Data records:
--- --- ---

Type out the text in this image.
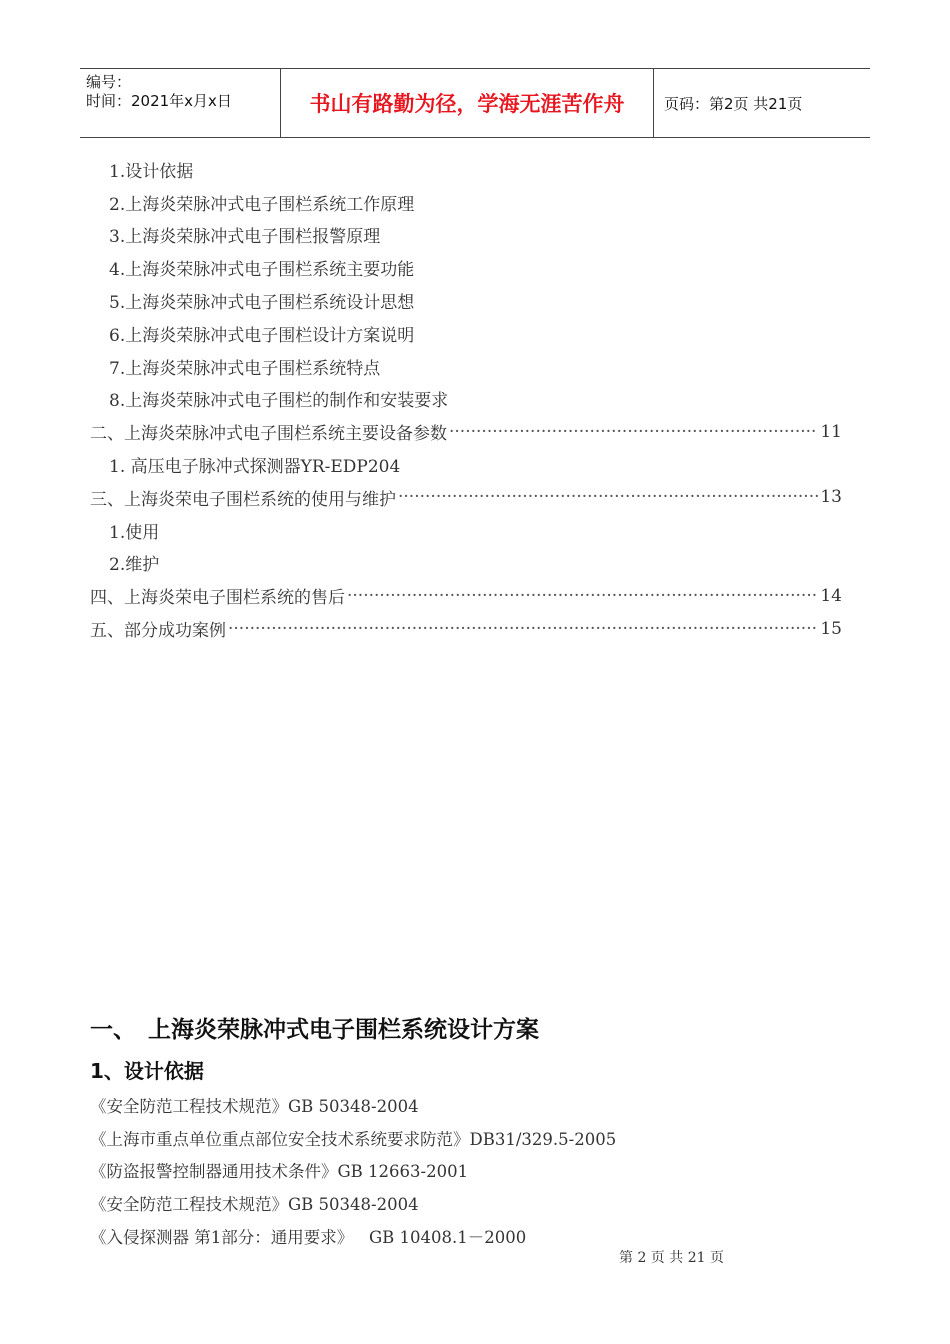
编号：
时间：2021年x月x日	书山有路勤为径，学海无涯苦作舟	页码：第2页 共21页
1.设计依据
2.上海炎荣脉冲式电子围栏系统工作原理
3.上海炎荣脉冲式电子围栏报警原理
4.上海炎荣脉冲式电子围栏系统主要功能
5.上海炎荣脉冲式电子围栏系统设计思想
6.上海炎荣脉冲式电子围栏设计方案说明
7.上海炎荣脉冲式电子围栏系统特点
8.上海炎荣脉冲式电子围栏的制作和安装要求
二、上海炎荣脉冲式电子围栏系统主要设备参数 ·····	11
1. 高压电子脉冲式探测器YR-EDP204
三、上海炎荣电子围栏系统的使用与维护 ·····	13
1.使用
2.维护
四、上海炎荣电子围栏系统的售后 ·····	14
五、部分成功案例 ·····	15
一、 上海炎荣脉冲式电子围栏系统设计方案
1、设计依据
《安全防范工程技术规范》GB 50348-2004
《上海市重点单位重点部位安全技术系统要求防范》DB31/329.5-2005
《防盗报警控制器通用技术条件》GB 12663-2001
《安全防范工程技术规范》GB 50348-2004
《入侵探测器 第1部分：通用要求》   GB 10408.1－2000
第 2 页 共 21 页
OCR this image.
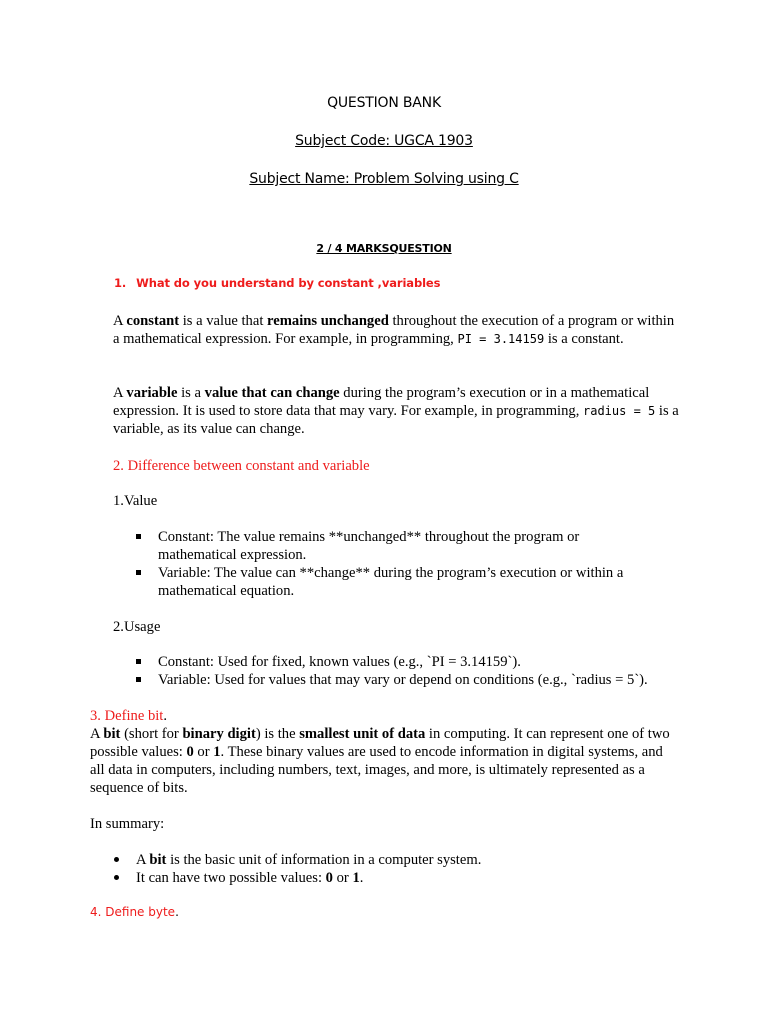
QUESTION BANK
Subject Code: UGCA 1903
Subject Name: Problem Solving using C
2 / 4 MARKSQUESTION
1. What do you understand by constant ,variables

A constant is a value that remains unchanged throughout the execution of a program or within a mathematical expression. For example, in programming, PI = 3.14159 is a constant.

A variable is a value that can change during the program’s execution or in a mathematical expression. It is used to store data that may vary. For example, in programming, radius = 5 is a variable, as its value can change.

2. Difference between constant and variable

1.Value

Constant: The value remains **unchanged** throughout the program or mathematical expression.
Variable: The value can **change** during the program’s execution or within a mathematical equation.

2.Usage

Constant: Used for fixed, known values (e.g., `PI = 3.14159`).
Variable: Used for values that may vary or depend on conditions (e.g., `radius = 5`).

3. Define bit.

A bit (short for binary digit) is the smallest unit of data in computing. It can represent one of two possible values: 0 or 1. These binary values are used to encode information in digital systems, and all data in computers, including numbers, text, images, and more, is ultimately represented as a sequence of bits.

In summary:

A bit is the basic unit of information in a computer system.
It can have two possible values: 0 or 1.

4. Define byte.
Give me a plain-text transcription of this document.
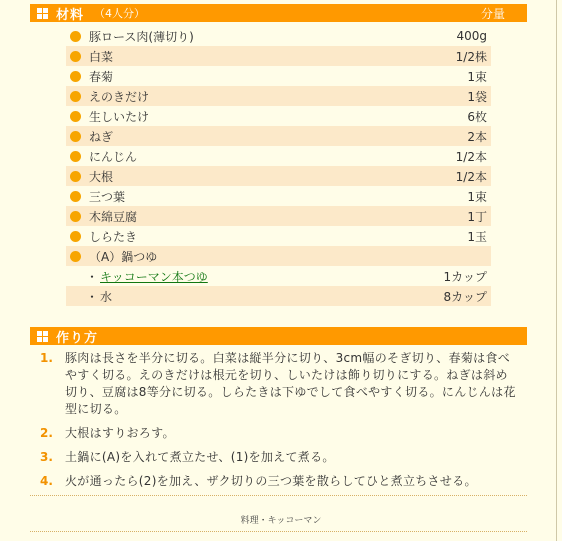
材料 （4人分）	分量
豚ロース肉(薄切り)	400g
白菜	1/2株
春菊	1束
えのきだけ	1袋
生しいたけ	6枚
ねぎ	2本
にんじん	1/2本
大根	1/2本
三つ葉	1束
木綿豆腐	1丁
しらたき	1玉
（A）鍋つゆ
・ キッコーマン本つゆ	1カップ
・ 水	8カップ
作り方
1.	豚肉は長さを半分に切る。白菜は縦半分に切り、3cm幅のそぎ切り、春菊は食べやすく切る。えのきだけは根元を切り、しいたけは飾り切りにする。ねぎは斜め切り、豆腐は8等分に切る。しらたきは下ゆでして食べやすく切る。にんじんは花型に切る。
2.	大根はすりおろす。
3.	土鍋に(A)を入れて煮立たせ、(1)を加えて煮る。
4.	火が通ったら(2)を加え、ザク切りの三つ葉を散らしてひと煮立ちさせる。
料理・キッコーマン
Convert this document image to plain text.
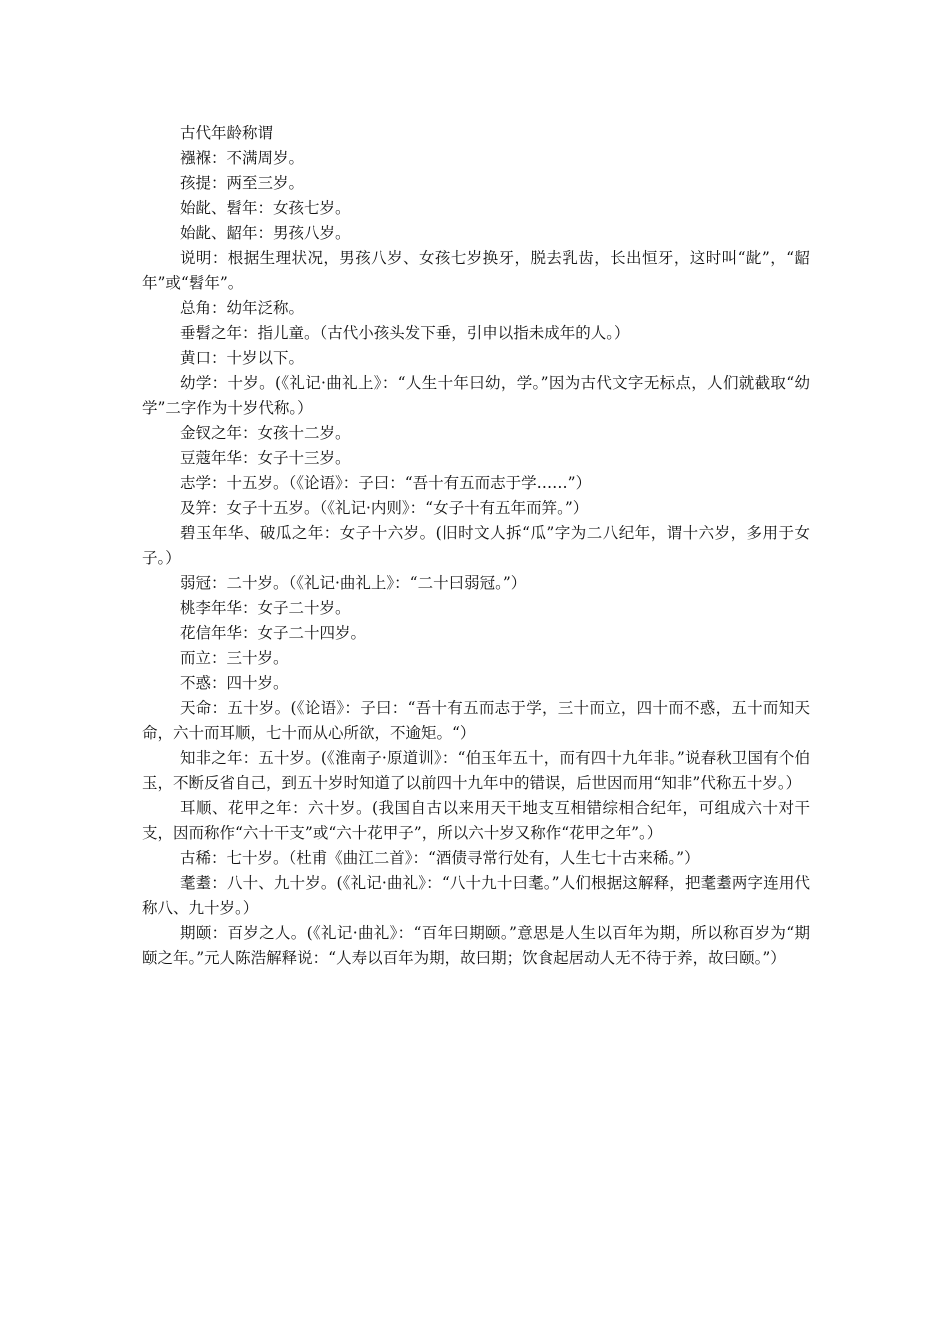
古代年龄称谓

襁褓：不满周岁。

孩提：两至三岁。

始龀、髫年：女孩七岁。

始龀、龆年：男孩八岁。

说明：根据生理状况，男孩八岁、女孩七岁换牙，脱去乳齿，长出恒牙，这时叫“龀”，“龆年”或“髫年”。

总角：幼年泛称。

垂髫之年：指儿童。（古代小孩头发下垂，引申以指未成年的人。）

黄口：十岁以下。

幼学：十岁。(《礼记·曲礼上》：“人生十年曰幼，学。”因为古代文字无标点，人们就截取“幼学”二字作为十岁代称。）

金钗之年：女孩十二岁。

豆蔻年华：女子十三岁。

志学：十五岁。（《论语》：子曰：“吾十有五而志于学……”）

及笄：女子十五岁。（《礼记·内则》：“女子十有五年而笄。”）

碧玉年华、破瓜之年：女子十六岁。(旧时文人拆“瓜”字为二八纪年，谓十六岁，多用于女子。）

弱冠：二十岁。（《礼记·曲礼上》：“二十曰弱冠。”）

桃李年华：女子二十岁。

花信年华：女子二十四岁。

而立：三十岁。

不惑：四十岁。

天命：五十岁。(《论语》：子曰：“吾十有五而志于学，三十而立，四十而不惑，五十而知天命，六十而耳顺，七十而从心所欲，不逾矩。“）

知非之年：五十岁。(《淮南子·原道训》：“伯玉年五十，而有四十九年非。”说春秋卫国有个伯玉，不断反省自己，到五十岁时知道了以前四十九年中的错误，后世因而用“知非”代称五十岁。）

耳顺、花甲之年：六十岁。(我国自古以来用天干地支互相错综相合纪年，可组成六十对干支，因而称作“六十干支”或“六十花甲子”，所以六十岁又称作“花甲之年”。）

古稀：七十岁。（杜甫《曲江二首》：“酒债寻常行处有，人生七十古来稀。”）

耄耋：八十、九十岁。(《礼记·曲礼》：“八十九十曰耄。”人们根据这解释，把耄耋两字连用代称八、九十岁。）

期颐：百岁之人。(《礼记·曲礼》：“百年曰期颐。”意思是人生以百年为期，所以称百岁为“期颐之年。”元人陈浩解释说：“人寿以百年为期，故曰期；饮食起居动人无不待于养，故曰颐。”）
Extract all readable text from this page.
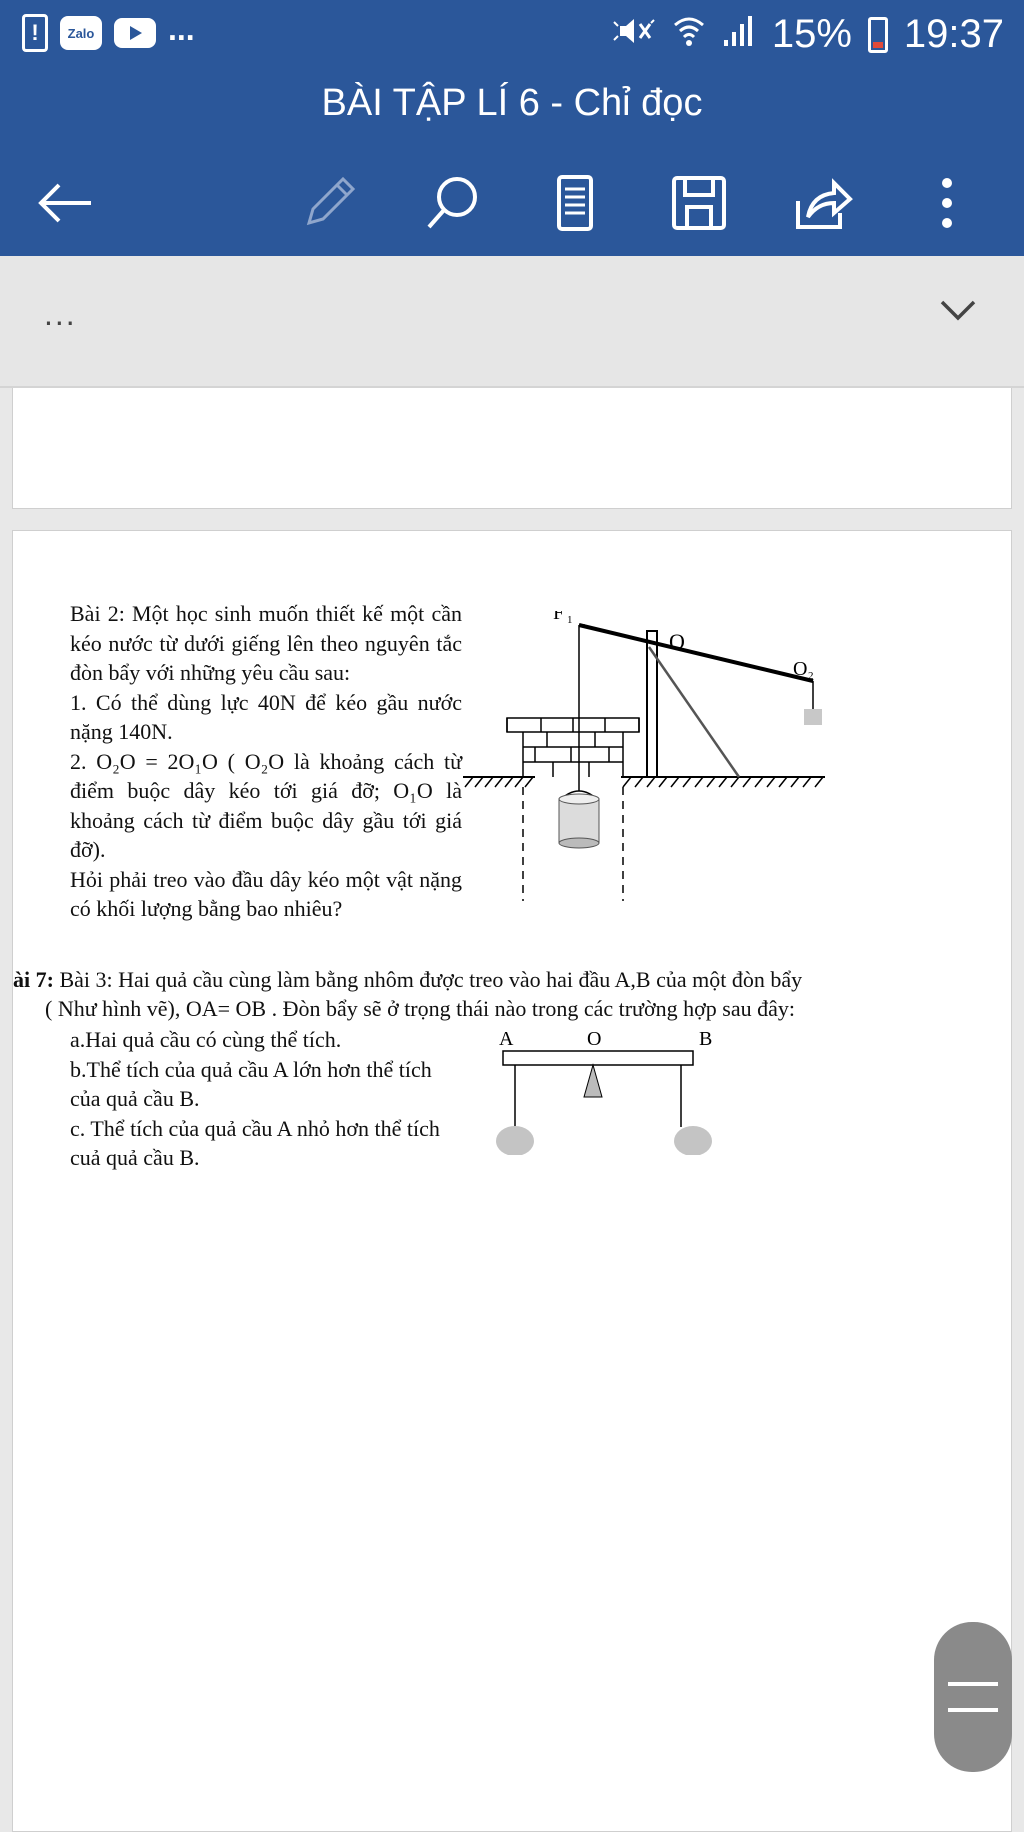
!	Zalo ...	15% 19:37
BÀI TẬP LÍ 6 - Chỉ đọc
...

Bài 2: Một học sinh muốn thiết kế một cần kéo nước từ dưới giếng lên theo nguyên tắc đòn bẩy với những yêu cầu sau:

1. Có thể dùng lực 40N để kéo gầu nước nặng 140N.

2. O₂O = 2O₁O ( O₂O là khoảng cách từ điểm buộc dây kéo tới giá đỡ; O₁O là khoảng cách từ điểm buộc dây gầu tới giá đỡ).

Hỏi phải treo vào đầu dây kéo một vật nặng có khối lượng bằng bao nhiêu?

F 1
O
O 2
ài 7: Bài 3: Hai quả cầu cùng làm bằng nhôm được treo vào hai đầu A,B của một đòn bẩy
( Như hình vẽ), OA= OB . Đòn bẩy sẽ ở trọng thái nào trong các trường hợp sau đây:

a.Hai quả cầu có cùng thể tích.

b.Thể tích của quả cầu A lớn hơn thể tích của quả cầu B.

c. Thể tích của quả cầu A nhỏ hơn thể tích cuả quả cầu B.

A	O	B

--- --- ---

Go through the records and gather the lines that hold "this".

- CORRECT ANSWER
Type out the text in this image.
OCR this image.
Give me a plain-text transcription of this document.
Convert this document image to plain text.
Extract all readable text from this page.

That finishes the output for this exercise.